▸ Entries:
◆ ◆ ◆ ◆

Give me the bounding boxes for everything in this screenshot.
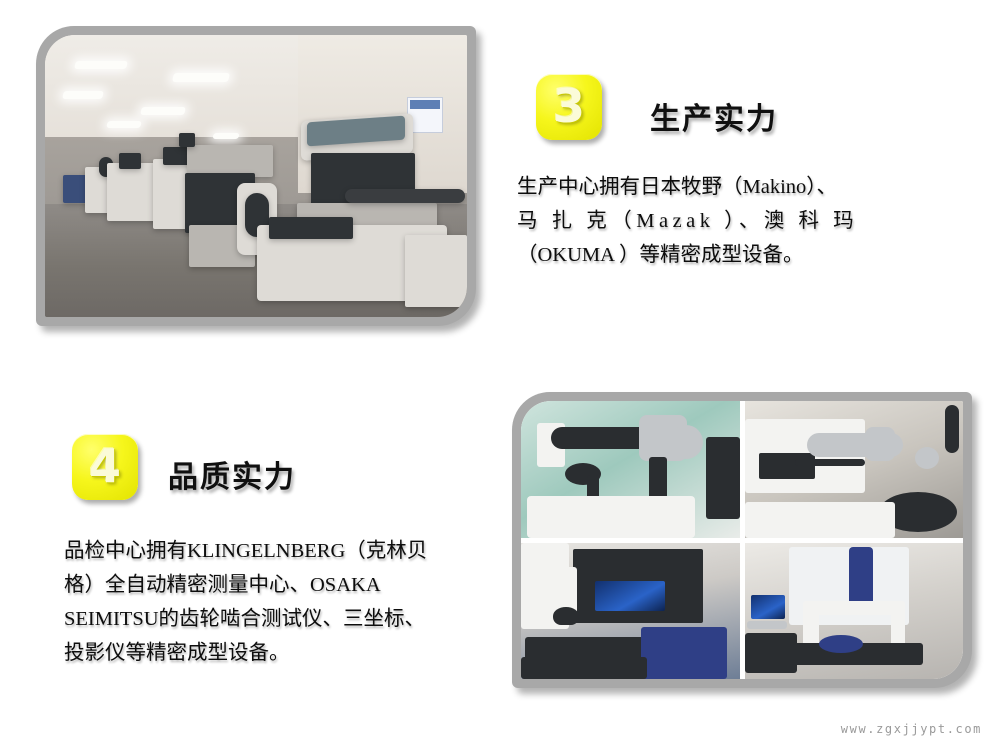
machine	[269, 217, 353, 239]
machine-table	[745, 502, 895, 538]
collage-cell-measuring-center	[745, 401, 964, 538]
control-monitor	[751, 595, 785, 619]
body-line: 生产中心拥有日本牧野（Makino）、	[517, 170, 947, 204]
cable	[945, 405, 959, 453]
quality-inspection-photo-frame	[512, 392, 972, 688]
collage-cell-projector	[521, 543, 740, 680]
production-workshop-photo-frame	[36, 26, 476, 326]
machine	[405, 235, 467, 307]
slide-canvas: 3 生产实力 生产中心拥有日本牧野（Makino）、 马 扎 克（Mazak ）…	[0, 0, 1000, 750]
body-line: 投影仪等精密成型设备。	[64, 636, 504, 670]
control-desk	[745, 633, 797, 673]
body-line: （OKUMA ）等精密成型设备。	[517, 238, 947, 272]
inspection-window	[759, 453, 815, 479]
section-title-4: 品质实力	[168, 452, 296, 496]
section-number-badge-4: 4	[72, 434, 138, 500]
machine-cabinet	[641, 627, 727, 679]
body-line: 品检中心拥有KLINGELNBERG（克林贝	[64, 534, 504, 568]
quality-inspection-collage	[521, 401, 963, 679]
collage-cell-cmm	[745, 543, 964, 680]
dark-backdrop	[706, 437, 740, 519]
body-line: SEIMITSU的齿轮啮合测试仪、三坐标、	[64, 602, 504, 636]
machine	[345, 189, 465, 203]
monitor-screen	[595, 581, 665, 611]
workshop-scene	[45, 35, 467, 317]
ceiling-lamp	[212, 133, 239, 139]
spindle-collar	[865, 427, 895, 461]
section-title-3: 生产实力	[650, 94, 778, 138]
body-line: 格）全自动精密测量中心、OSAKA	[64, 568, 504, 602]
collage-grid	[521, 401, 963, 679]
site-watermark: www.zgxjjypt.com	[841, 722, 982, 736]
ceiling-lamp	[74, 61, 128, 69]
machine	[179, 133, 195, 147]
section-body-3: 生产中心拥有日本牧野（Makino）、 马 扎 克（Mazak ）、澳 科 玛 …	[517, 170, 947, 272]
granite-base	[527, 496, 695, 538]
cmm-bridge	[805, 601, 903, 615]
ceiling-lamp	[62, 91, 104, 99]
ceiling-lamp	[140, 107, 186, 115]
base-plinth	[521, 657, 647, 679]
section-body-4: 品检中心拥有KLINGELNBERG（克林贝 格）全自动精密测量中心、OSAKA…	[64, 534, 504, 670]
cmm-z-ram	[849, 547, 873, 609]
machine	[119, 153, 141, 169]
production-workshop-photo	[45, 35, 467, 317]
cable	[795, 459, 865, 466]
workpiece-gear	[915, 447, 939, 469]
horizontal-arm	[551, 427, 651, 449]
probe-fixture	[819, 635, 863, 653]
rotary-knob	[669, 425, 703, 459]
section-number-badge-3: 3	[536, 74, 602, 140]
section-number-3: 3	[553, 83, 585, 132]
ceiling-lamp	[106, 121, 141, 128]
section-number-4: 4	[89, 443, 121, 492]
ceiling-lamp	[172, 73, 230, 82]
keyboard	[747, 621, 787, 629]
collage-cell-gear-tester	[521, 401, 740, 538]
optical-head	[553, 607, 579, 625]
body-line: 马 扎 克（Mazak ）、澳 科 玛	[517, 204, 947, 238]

◆ ◆ ◆ ◆

▸ What this task involves: Convert the item lines into a Markdown table with the columns Row and Item line, starting at the line that contains "217, 353, 239]" and ending at the line that contains "427, 651, 449]". Leave out any blank lines.

▸ Written reply:
| Row | Item line |
|---|---|
| 1 | machine	[269, 217, 353, 239] |
| 2 | machine-table	[745, 502, 895, 538] |
| 3 | collage-cell-measuring-center	[745, 401, 964, 538] |
| 4 | control-monitor	[751, 595, 785, 619] |
| 5 | body-line: 生产中心拥有日本牧野（Makino）、	[517, 170, 947, 204] |
| 6 | cable	[945, 405, 959, 453] |
| 7 | quality-inspection-photo-frame	[512, 392, 972, 688] |
| 8 | collage-cell-projector	[521, 543, 740, 680] |
| 9 | production-workshop-photo-frame	[36, 26, 476, 326] |
| 10 | machine	[405, 235, 467, 307] |
| 11 | slide-canvas: 3 生产实力 生产中心拥有日本牧野（Makino）、 马 扎 克（Mazak ）…	[0, 0, 1000, 750] |
| 12 | body-line: 投影仪等精密成型设备。	[64, 636, 504, 670] |
| 13 | control-desk	[745, 633, 797, 673] |
| 14 | body-line: （OKUMA ）等精密成型设备。	[517, 238, 947, 272] |
| 15 | inspection-window	[759, 453, 815, 479] |
| 16 | section-title-4: 品质实力	[168, 452, 296, 496] |
| 17 | section-number-badge-4: 4	[72, 434, 138, 500] |
| 18 | machine-cabinet	[641, 627, 727, 679] |
| 19 | body-line: 品检中心拥有KLINGELNBERG（克林贝	[64, 534, 504, 568] |
| 20 | quality-inspection-collage	[521, 401, 963, 679] |
| 21 | collage-cell-cmm	[745, 543, 964, 680] |
| 22 | dark-backdrop	[706, 437, 740, 519] |
| 23 | body-line: SEIMITSU的齿轮啮合测试仪、三坐标、	[64, 602, 504, 636] |
| 24 | machine	[345, 189, 465, 203] |
| 25 | monitor-screen	[595, 581, 665, 611] |
| 26 | workshop-scene	[45, 35, 467, 317] |
| 27 | ceiling-lamp	[212, 133, 239, 139] |
| 28 | spindle-collar	[865, 427, 895, 461] |
| 29 | section-title-3: 生产实力	[650, 94, 778, 138] |
| 30 | body-line: 格）全自动精密测量中心、OSAKA	[64, 568, 504, 602] |
| 31 | collage-grid	[521, 401, 963, 679] |
| 32 | site-watermark: www.zgxjjypt.com	[841, 722, 982, 736] |
| 33 | ceiling-lamp	[74, 61, 128, 69] |
| 34 | machine	[179, 133, 195, 147] |
| 35 | section-body-3: 生产中心拥有日本牧野（Makino）、 马 扎 克（Mazak ）、澳 科 玛 …	[517, 170, 947, 272] |
| 36 | granite-base	[527, 496, 695, 538] |
| 37 | cmm-bridge	[805, 601, 903, 615] |
| 38 | ceiling-lamp	[62, 91, 104, 99] |
| 39 | ceiling-lamp	[140, 107, 186, 115] |
| 40 | base-plinth	[521, 657, 647, 679] |
| 41 | section-body-4: 品检中心拥有KLINGELNBERG（克林贝 格）全自动精密测量中心、OSAKA…	[64, 534, 504, 670] |
| 42 | cmm-z-ram	[849, 547, 873, 609] |
| 43 | machine	[119, 153, 141, 169] |
| 44 | production-workshop-photo	[45, 35, 467, 317] |
| 45 | cable	[795, 459, 865, 466] |
| 46 | workpiece-gear	[915, 447, 939, 469] |
| 47 | horizontal-arm	[551, 427, 651, 449] |